▸ **WHAT YOU HAVE TO DO**: Find how many lines of the listing below include the word "même", then report the number by itself.

▸ **Extracted records**:

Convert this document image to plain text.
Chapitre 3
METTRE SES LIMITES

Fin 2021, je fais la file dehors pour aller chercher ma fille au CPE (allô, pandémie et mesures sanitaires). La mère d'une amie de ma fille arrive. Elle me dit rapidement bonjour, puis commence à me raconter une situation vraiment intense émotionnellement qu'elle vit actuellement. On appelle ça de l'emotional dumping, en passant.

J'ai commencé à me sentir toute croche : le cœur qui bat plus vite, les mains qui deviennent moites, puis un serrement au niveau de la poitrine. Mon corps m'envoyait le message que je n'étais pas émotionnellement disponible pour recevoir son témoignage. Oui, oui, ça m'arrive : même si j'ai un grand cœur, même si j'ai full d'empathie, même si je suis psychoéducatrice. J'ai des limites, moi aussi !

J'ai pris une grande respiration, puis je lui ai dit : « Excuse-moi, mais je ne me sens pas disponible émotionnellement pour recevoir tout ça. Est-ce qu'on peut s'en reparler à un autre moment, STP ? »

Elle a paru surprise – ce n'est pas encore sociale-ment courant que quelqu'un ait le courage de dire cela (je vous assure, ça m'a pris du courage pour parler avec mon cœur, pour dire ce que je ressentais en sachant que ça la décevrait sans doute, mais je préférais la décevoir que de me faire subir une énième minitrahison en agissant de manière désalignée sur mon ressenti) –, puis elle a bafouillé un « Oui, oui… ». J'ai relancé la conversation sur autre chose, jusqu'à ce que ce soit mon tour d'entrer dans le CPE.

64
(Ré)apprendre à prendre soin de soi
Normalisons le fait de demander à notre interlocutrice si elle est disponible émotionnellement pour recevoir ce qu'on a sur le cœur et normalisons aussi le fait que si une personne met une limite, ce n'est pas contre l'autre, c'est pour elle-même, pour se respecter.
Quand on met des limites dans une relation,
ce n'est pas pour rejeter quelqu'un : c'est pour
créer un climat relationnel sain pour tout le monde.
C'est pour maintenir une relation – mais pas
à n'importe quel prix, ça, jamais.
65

▸ **SOLUTION FOR THIS PROBLEM**: 2